AIM OF THE TASK:
Print every line of the listing exactly, please.

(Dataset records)
## Begin

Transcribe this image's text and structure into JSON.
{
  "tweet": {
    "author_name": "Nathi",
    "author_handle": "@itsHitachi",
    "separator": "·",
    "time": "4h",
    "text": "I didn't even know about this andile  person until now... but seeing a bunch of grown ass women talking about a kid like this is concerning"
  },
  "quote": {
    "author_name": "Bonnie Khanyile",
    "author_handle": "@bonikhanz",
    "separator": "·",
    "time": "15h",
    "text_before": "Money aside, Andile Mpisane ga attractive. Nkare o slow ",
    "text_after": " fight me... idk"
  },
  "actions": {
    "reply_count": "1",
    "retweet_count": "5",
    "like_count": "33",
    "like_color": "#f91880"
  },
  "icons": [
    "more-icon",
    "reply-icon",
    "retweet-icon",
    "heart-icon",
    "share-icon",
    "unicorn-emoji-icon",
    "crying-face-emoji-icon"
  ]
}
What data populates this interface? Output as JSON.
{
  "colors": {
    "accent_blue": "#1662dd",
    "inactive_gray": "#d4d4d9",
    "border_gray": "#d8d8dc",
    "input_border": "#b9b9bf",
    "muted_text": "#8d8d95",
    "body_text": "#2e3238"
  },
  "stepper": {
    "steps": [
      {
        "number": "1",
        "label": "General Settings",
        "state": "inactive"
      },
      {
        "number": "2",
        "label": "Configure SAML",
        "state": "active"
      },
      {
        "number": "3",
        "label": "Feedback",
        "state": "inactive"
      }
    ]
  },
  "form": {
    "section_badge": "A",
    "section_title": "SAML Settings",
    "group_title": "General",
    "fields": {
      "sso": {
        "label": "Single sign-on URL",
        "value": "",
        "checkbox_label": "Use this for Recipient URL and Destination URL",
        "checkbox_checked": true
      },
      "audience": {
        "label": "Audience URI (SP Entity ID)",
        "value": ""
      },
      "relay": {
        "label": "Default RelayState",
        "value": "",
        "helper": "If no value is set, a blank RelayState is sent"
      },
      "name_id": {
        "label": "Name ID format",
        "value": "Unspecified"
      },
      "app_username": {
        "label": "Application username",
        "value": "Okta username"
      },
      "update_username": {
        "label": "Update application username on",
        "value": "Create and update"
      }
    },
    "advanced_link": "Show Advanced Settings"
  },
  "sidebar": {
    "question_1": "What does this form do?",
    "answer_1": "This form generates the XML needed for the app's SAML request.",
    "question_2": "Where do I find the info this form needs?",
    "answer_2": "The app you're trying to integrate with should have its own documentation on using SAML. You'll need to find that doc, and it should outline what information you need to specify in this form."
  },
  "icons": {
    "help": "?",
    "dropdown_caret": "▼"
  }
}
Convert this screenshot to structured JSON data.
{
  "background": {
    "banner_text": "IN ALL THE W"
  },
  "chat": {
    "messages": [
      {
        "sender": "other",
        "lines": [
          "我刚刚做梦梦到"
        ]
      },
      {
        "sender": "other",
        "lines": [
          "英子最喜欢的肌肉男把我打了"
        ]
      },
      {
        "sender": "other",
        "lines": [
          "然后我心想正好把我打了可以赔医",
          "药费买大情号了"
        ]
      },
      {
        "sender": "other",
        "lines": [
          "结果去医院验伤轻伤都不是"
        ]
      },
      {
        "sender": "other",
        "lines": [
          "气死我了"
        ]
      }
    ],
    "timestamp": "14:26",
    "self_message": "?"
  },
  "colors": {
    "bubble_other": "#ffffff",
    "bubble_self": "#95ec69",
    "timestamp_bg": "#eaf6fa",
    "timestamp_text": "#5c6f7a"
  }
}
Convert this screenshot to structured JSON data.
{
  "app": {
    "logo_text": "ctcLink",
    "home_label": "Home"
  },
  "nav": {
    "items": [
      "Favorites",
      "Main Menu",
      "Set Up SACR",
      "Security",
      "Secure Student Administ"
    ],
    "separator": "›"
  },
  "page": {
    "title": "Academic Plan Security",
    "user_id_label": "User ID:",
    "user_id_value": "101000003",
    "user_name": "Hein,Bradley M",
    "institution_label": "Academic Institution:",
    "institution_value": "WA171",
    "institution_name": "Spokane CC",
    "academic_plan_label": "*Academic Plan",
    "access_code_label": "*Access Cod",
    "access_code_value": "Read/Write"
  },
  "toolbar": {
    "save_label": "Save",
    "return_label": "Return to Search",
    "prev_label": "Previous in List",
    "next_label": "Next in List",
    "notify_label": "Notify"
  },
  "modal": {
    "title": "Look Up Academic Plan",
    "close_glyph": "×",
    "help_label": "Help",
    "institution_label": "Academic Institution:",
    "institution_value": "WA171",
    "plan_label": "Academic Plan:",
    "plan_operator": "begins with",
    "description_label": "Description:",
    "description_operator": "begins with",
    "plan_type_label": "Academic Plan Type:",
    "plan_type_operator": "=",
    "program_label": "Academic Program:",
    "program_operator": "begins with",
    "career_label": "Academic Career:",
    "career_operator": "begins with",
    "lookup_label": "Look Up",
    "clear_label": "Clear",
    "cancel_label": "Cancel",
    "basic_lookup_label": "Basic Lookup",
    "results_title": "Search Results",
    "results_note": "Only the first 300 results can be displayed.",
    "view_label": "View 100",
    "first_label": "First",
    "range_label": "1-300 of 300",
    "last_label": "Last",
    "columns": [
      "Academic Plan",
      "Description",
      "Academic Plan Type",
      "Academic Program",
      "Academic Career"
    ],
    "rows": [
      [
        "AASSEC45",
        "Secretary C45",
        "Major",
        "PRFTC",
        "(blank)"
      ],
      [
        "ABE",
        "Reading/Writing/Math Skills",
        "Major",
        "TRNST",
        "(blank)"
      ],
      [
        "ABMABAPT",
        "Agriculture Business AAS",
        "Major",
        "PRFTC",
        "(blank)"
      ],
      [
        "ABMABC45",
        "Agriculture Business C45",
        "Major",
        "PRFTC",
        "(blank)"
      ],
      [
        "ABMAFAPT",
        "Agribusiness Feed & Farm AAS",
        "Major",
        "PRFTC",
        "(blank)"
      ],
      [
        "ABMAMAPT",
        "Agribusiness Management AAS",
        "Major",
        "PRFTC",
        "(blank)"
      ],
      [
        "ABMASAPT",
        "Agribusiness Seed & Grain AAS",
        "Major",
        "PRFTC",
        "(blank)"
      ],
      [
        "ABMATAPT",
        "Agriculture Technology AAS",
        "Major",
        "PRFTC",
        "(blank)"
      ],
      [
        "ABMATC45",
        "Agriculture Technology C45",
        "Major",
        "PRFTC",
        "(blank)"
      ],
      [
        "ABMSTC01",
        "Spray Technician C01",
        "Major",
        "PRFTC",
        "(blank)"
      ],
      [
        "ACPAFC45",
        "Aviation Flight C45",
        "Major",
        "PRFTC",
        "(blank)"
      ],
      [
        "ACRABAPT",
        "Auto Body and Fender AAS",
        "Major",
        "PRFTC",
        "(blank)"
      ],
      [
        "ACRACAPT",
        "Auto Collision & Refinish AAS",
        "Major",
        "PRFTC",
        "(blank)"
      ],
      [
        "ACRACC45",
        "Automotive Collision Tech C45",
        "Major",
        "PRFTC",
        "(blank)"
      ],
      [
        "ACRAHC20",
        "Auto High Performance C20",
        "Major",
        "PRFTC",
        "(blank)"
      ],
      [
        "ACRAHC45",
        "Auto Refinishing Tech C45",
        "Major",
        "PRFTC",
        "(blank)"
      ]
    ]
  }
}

## End

FULL SOLUTION:
Transcribe this image's text and structure into JSON.
{
  "tweet": {
    "author_name": "Nathi",
    "author_handle": "@itsHitachi",
    "separator": "·",
    "time": "4h",
    "text": "I didn't even know about this andile  person until now... but seeing a bunch of grown ass women talking about a kid like this is concerning"
  },
  "quote": {
    "author_name": "Bonnie Khanyile",
    "author_handle": "@bonikhanz",
    "separator": "·",
    "time": "15h",
    "text_before": "Money aside, Andile Mpisane ga attractive. Nkare o slow ",
    "text_after": " fight me... idk"
  },
  "actions": {
    "reply_count": "1",
    "retweet_count": "5",
    "like_count": "33",
    "like_color": "#f91880"
  },
  "icons": [
    "more-icon",
    "reply-icon",
    "retweet-icon",
    "heart-icon",
    "share-icon",
    "unicorn-emoji-icon",
    "crying-face-emoji-icon"
  ]
}
What data populates this interface? Output as JSON.
{
  "colors": {
    "accent_blue": "#1662dd",
    "inactive_gray": "#d4d4d9",
    "border_gray": "#d8d8dc",
    "input_border": "#b9b9bf",
    "muted_text": "#8d8d95",
    "body_text": "#2e3238"
  },
  "stepper": {
    "steps": [
      {
        "number": "1",
        "label": "General Settings",
        "state": "inactive"
      },
      {
        "number": "2",
        "label": "Configure SAML",
        "state": "active"
      },
      {
        "number": "3",
        "label": "Feedback",
        "state": "inactive"
      }
    ]
  },
  "form": {
    "section_badge": "A",
    "section_title": "SAML Settings",
    "group_title": "General",
    "fields": {
      "sso": {
        "label": "Single sign-on URL",
        "value": "",
        "checkbox_label": "Use this for Recipient URL and Destination URL",
        "checkbox_checked": true
      },
      "audience": {
        "label": "Audience URI (SP Entity ID)",
        "value": ""
      },
      "relay": {
        "label": "Default RelayState",
        "value": "",
        "helper": "If no value is set, a blank RelayState is sent"
      },
      "name_id": {
        "label": "Name ID format",
        "value": "Unspecified"
      },
      "app_username": {
        "label": "Application username",
        "value": "Okta username"
      },
      "update_username": {
        "label": "Update application username on",
        "value": "Create and update"
      }
    },
    "advanced_link": "Show Advanced Settings"
  },
  "sidebar": {
    "question_1": "What does this form do?",
    "answer_1": "This form generates the XML needed for the app's SAML request.",
    "question_2": "Where do I find the info this form needs?",
    "answer_2": "The app you're trying to integrate with should have its own documentation on using SAML. You'll need to find that doc, and it should outline what information you need to specify in this form."
  },
  "icons": {
    "help": "?",
    "dropdown_caret": "▼"
  }
}
Convert this screenshot to structured JSON data.
{
  "background": {
    "banner_text": "IN ALL THE W"
  },
  "chat": {
    "messages": [
      {
        "sender": "other",
        "lines": [
          "我刚刚做梦梦到"
        ]
      },
      {
        "sender": "other",
        "lines": [
          "英子最喜欢的肌肉男把我打了"
        ]
      },
      {
        "sender": "other",
        "lines": [
          "然后我心想正好把我打了可以赔医",
          "药费买大情号了"
        ]
      },
      {
        "sender": "other",
        "lines": [
          "结果去医院验伤轻伤都不是"
        ]
      },
      {
        "sender": "other",
        "lines": [
          "气死我了"
        ]
      }
    ],
    "timestamp": "14:26",
    "self_message": "?"
  },
  "colors": {
    "bubble_other": "#ffffff",
    "bubble_self": "#95ec69",
    "timestamp_bg": "#eaf6fa",
    "timestamp_text": "#5c6f7a"
  }
}
Convert this screenshot to structured JSON data.
{
  "app": {
    "logo_text": "ctcLink",
    "home_label": "Home"
  },
  "nav": {
    "items": [
      "Favorites",
      "Main Menu",
      "Set Up SACR",
      "Security",
      "Secure Student Administ"
    ],
    "separator": "›"
  },
  "page": {
    "title": "Academic Plan Security",
    "user_id_label": "User ID:",
    "user_id_value": "101000003",
    "user_name": "Hein,Bradley M",
    "institution_label": "Academic Institution:",
    "institution_value": "WA171",
    "institution_name": "Spokane CC",
    "academic_plan_label": "*Academic Plan",
    "access_code_label": "*Access Cod",
    "access_code_value": "Read/Write"
  },
  "toolbar": {
    "save_label": "Save",
    "return_label": "Return to Search",
    "prev_label": "Previous in List",
    "next_label": "Next in List",
    "notify_label": "Notify"
  },
  "modal": {
    "title": "Look Up Academic Plan",
    "close_glyph": "×",
    "help_label": "Help",
    "institution_label": "Academic Institution:",
    "institution_value": "WA171",
    "plan_label": "Academic Plan:",
    "plan_operator": "begins with",
    "description_label": "Description:",
    "description_operator": "begins with",
    "plan_type_label": "Academic Plan Type:",
    "plan_type_operator": "=",
    "program_label": "Academic Program:",
    "program_operator": "begins with",
    "career_label": "Academic Career:",
    "career_operator": "begins with",
    "lookup_label": "Look Up",
    "clear_label": "Clear",
    "cancel_label": "Cancel",
    "basic_lookup_label": "Basic Lookup",
    "results_title": "Search Results",
    "results_note": "Only the first 300 results can be displayed.",
    "view_label": "View 100",
    "first_label": "First",
    "range_label": "1-300 of 300",
    "last_label": "Last",
    "columns": [
      "Academic Plan",
      "Description",
      "Academic Plan Type",
      "Academic Program",
      "Academic Career"
    ],
    "rows": [
      [
        "AASSEC45",
        "Secretary C45",
        "Major",
        "PRFTC",
        "(blank)"
      ],
      [
        "ABE",
        "Reading/Writing/Math Skills",
        "Major",
        "TRNST",
        "(blank)"
      ],
      [
        "ABMABAPT",
        "Agriculture Business AAS",
        "Major",
        "PRFTC",
        "(blank)"
      ],
      [
        "ABMABC45",
        "Agriculture Business C45",
        "Major",
        "PRFTC",
        "(blank)"
      ],
      [
        "ABMAFAPT",
        "Agribusiness Feed & Farm AAS",
        "Major",
        "PRFTC",
        "(blank)"
      ],
      [
        "ABMAMAPT",
        "Agribusiness Management AAS",
        "Major",
        "PRFTC",
        "(blank)"
      ],
      [
        "ABMASAPT",
        "Agribusiness Seed & Grain AAS",
        "Major",
        "PRFTC",
        "(blank)"
      ],
      [
        "ABMATAPT",
        "Agriculture Technology AAS",
        "Major",
        "PRFTC",
        "(blank)"
      ],
      [
        "ABMATC45",
        "Agriculture Technology C45",
        "Major",
        "PRFTC",
        "(blank)"
      ],
      [
        "ABMSTC01",
        "Spray Technician C01",
        "Major",
        "PRFTC",
        "(blank)"
      ],
      [
        "ACPAFC45",
        "Aviation Flight C45",
        "Major",
        "PRFTC",
        "(blank)"
      ],
      [
        "ACRABAPT",
        "Auto Body and Fender AAS",
        "Major",
        "PRFTC",
        "(blank)"
      ],
      [
        "ACRACAPT",
        "Auto Collision & Refinish AAS",
        "Major",
        "PRFTC",
        "(blank)"
      ],
      [
        "ACRACC45",
        "Automotive Collision Tech C45",
        "Major",
        "PRFTC",
        "(blank)"
      ],
      [
        "ACRAHC20",
        "Auto High Performance C20",
        "Major",
        "PRFTC",
        "(blank)"
      ],
      [
        "ACRAHC45",
        "Auto Refinishing Tech C45",
        "Major",
        "PRFTC",
        "(blank)"
      ]
    ]
  }
}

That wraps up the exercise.